**DESCRIPTION OF THE TASK**
Copy the following records word for word, omitting the pictures from your answer.

==== ENTRIES SHOWN

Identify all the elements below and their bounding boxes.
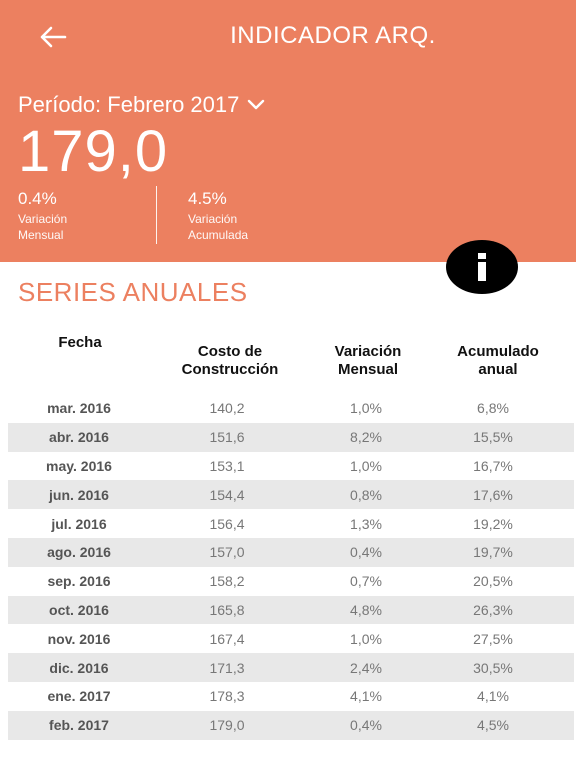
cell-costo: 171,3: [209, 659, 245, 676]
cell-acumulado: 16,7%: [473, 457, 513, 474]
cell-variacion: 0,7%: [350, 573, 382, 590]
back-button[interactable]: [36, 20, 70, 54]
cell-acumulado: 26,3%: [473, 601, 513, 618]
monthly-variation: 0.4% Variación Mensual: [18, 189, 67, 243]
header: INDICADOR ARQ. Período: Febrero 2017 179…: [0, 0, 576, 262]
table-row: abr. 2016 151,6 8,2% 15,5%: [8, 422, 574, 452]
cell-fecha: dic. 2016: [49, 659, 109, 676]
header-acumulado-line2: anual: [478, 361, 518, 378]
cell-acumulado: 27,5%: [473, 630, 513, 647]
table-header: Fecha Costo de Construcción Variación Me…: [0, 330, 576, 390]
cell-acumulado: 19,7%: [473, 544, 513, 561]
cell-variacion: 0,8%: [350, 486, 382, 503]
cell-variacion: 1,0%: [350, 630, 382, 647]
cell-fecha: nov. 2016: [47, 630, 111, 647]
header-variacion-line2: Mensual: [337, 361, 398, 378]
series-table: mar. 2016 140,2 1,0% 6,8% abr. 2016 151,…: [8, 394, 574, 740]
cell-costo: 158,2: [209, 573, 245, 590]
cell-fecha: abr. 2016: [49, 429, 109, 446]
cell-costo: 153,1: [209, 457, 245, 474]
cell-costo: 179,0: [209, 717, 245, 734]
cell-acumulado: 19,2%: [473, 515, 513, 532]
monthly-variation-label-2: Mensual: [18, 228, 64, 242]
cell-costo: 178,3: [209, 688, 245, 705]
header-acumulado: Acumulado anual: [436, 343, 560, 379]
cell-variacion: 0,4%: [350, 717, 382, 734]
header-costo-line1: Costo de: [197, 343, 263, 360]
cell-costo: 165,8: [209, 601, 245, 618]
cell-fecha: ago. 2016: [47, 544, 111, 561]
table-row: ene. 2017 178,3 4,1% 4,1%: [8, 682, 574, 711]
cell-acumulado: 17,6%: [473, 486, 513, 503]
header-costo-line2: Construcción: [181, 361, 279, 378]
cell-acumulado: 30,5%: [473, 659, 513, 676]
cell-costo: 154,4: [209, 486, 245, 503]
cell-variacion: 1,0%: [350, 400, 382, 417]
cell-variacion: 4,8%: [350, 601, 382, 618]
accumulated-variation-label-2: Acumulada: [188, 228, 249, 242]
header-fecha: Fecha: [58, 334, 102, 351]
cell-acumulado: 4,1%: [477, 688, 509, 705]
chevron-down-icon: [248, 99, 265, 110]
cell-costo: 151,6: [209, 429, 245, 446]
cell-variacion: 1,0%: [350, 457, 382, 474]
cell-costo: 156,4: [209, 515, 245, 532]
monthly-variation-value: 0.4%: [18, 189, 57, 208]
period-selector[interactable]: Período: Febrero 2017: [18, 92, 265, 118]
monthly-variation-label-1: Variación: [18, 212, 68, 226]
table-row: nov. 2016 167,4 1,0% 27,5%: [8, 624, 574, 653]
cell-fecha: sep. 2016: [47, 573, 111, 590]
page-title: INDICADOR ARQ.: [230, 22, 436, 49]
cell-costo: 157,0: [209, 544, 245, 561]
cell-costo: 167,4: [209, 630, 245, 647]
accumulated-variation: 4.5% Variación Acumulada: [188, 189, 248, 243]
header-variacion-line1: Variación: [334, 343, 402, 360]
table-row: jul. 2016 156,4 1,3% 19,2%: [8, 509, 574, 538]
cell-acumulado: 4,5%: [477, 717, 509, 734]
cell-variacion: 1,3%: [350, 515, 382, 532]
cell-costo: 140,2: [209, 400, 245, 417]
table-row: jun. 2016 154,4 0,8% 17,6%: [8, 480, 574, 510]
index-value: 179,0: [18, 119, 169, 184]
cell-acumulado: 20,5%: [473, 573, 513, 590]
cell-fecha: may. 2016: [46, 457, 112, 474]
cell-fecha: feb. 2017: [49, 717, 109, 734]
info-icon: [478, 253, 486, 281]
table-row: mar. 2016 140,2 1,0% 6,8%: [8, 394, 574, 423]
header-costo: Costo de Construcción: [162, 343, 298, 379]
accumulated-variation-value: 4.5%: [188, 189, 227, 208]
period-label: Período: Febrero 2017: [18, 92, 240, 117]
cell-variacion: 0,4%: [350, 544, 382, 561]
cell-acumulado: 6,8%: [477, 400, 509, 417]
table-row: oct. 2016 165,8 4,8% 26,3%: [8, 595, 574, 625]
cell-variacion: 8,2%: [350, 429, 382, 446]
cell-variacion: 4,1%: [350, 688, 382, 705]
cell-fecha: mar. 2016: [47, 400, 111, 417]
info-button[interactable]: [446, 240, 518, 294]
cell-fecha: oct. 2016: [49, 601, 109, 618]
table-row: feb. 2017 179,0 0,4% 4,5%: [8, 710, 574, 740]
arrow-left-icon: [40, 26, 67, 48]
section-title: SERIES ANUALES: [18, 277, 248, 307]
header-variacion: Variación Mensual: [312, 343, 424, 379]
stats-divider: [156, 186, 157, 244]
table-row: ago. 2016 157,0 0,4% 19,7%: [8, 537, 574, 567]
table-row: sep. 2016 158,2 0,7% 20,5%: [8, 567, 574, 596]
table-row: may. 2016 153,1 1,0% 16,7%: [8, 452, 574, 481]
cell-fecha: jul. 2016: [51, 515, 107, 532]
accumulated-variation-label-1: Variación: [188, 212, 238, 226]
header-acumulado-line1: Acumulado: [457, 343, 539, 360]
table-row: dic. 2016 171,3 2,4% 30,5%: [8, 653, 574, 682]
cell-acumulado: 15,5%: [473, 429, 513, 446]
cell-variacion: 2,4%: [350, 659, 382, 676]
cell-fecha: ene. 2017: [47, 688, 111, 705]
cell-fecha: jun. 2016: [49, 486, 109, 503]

========

**SOLVED EXERCISE**
Identify all the elements below and their bounding boxes.
cell-costo: 171,3: [209, 659, 245, 676]
cell-acumulado: 16,7%: [473, 457, 513, 474]
cell-variacion: 0,7%: [350, 573, 382, 590]
back-button[interactable]: [36, 20, 70, 54]
cell-acumulado: 26,3%: [473, 601, 513, 618]
monthly-variation: 0.4% Variación Mensual: [18, 189, 67, 243]
header: INDICADOR ARQ. Período: Febrero 2017 179…: [0, 0, 576, 262]
table-row: abr. 2016 151,6 8,2% 15,5%: [8, 422, 574, 452]
cell-fecha: dic. 2016: [49, 659, 109, 676]
header-acumulado-line2: anual: [478, 361, 518, 378]
cell-acumulado: 27,5%: [473, 630, 513, 647]
table-header: Fecha Costo de Construcción Variación Me…: [0, 330, 576, 390]
cell-acumulado: 19,7%: [473, 544, 513, 561]
cell-variacion: 0,8%: [350, 486, 382, 503]
cell-variacion: 1,0%: [350, 630, 382, 647]
cell-fecha: nov. 2016: [47, 630, 111, 647]
header-variacion-line2: Mensual: [337, 361, 398, 378]
series-table: mar. 2016 140,2 1,0% 6,8% abr. 2016 151,…: [8, 394, 574, 740]
cell-costo: 158,2: [209, 573, 245, 590]
cell-fecha: abr. 2016: [49, 429, 109, 446]
cell-costo: 153,1: [209, 457, 245, 474]
cell-costo: 179,0: [209, 717, 245, 734]
cell-acumulado: 19,2%: [473, 515, 513, 532]
monthly-variation-label-2: Mensual: [18, 228, 64, 242]
cell-costo: 178,3: [209, 688, 245, 705]
header-acumulado: Acumulado anual: [436, 343, 560, 379]
cell-variacion: 0,4%: [350, 717, 382, 734]
header-costo-line1: Costo de: [197, 343, 263, 360]
cell-costo: 165,8: [209, 601, 245, 618]
cell-fecha: ago. 2016: [47, 544, 111, 561]
table-row: ene. 2017 178,3 4,1% 4,1%: [8, 682, 574, 711]
cell-acumulado: 17,6%: [473, 486, 513, 503]
header-costo-line2: Construcción: [181, 361, 279, 378]
cell-acumulado: 30,5%: [473, 659, 513, 676]
cell-costo: 154,4: [209, 486, 245, 503]
cell-variacion: 1,0%: [350, 400, 382, 417]
cell-variacion: 4,8%: [350, 601, 382, 618]
accumulated-variation-label-2: Acumulada: [188, 228, 249, 242]
header-fecha: Fecha: [58, 334, 102, 351]
cell-acumulado: 4,1%: [477, 688, 509, 705]
chevron-down-icon: [248, 99, 265, 110]
cell-costo: 151,6: [209, 429, 245, 446]
cell-variacion: 1,0%: [350, 457, 382, 474]
cell-costo: 156,4: [209, 515, 245, 532]
monthly-variation-value: 0.4%: [18, 189, 57, 208]
period-selector[interactable]: Período: Febrero 2017: [18, 92, 265, 118]
monthly-variation-label-1: Variación: [18, 212, 68, 226]
table-row: nov. 2016 167,4 1,0% 27,5%: [8, 624, 574, 653]
cell-fecha: sep. 2016: [47, 573, 111, 590]
page-title: INDICADOR ARQ.: [230, 22, 436, 49]
cell-costo: 157,0: [209, 544, 245, 561]
cell-costo: 167,4: [209, 630, 245, 647]
accumulated-variation: 4.5% Variación Acumulada: [188, 189, 248, 243]
header-variacion-line1: Variación: [334, 343, 402, 360]
table-row: jul. 2016 156,4 1,3% 19,2%: [8, 509, 574, 538]
cell-acumulado: 4,5%: [477, 717, 509, 734]
cell-variacion: 1,3%: [350, 515, 382, 532]
cell-costo: 140,2: [209, 400, 245, 417]
table-row: jun. 2016 154,4 0,8% 17,6%: [8, 480, 574, 510]
index-value: 179,0: [18, 119, 169, 184]
cell-acumulado: 20,5%: [473, 573, 513, 590]
cell-fecha: may. 2016: [46, 457, 112, 474]
cell-fecha: feb. 2017: [49, 717, 109, 734]
info-icon: [478, 253, 486, 281]
table-row: mar. 2016 140,2 1,0% 6,8%: [8, 394, 574, 423]
header-costo: Costo de Construcción: [162, 343, 298, 379]
accumulated-variation-value: 4.5%: [188, 189, 227, 208]
period-label: Período: Febrero 2017: [18, 92, 240, 117]
cell-variacion: 0,4%: [350, 544, 382, 561]
cell-acumulado: 6,8%: [477, 400, 509, 417]
table-row: oct. 2016 165,8 4,8% 26,3%: [8, 595, 574, 625]
cell-variacion: 8,2%: [350, 429, 382, 446]
cell-variacion: 4,1%: [350, 688, 382, 705]
cell-fecha: mar. 2016: [47, 400, 111, 417]
info-button[interactable]: [446, 240, 518, 294]
cell-fecha: oct. 2016: [49, 601, 109, 618]
table-row: feb. 2017 179,0 0,4% 4,5%: [8, 710, 574, 740]
arrow-left-icon: [40, 26, 67, 48]
section-title: SERIES ANUALES: [18, 277, 248, 307]
header-variacion: Variación Mensual: [312, 343, 424, 379]
stats-divider: [156, 186, 157, 244]
table-row: ago. 2016 157,0 0,4% 19,7%: [8, 537, 574, 567]
table-row: sep. 2016 158,2 0,7% 20,5%: [8, 567, 574, 596]
table-row: may. 2016 153,1 1,0% 16,7%: [8, 452, 574, 481]
cell-fecha: jul. 2016: [51, 515, 107, 532]
accumulated-variation-label-1: Variación: [188, 212, 238, 226]
header-acumulado-line1: Acumulado: [457, 343, 539, 360]
table-row: dic. 2016 171,3 2,4% 30,5%: [8, 653, 574, 682]
cell-acumulado: 15,5%: [473, 429, 513, 446]
cell-variacion: 2,4%: [350, 659, 382, 676]
cell-fecha: ene. 2017: [47, 688, 111, 705]
cell-fecha: jun. 2016: [49, 486, 109, 503]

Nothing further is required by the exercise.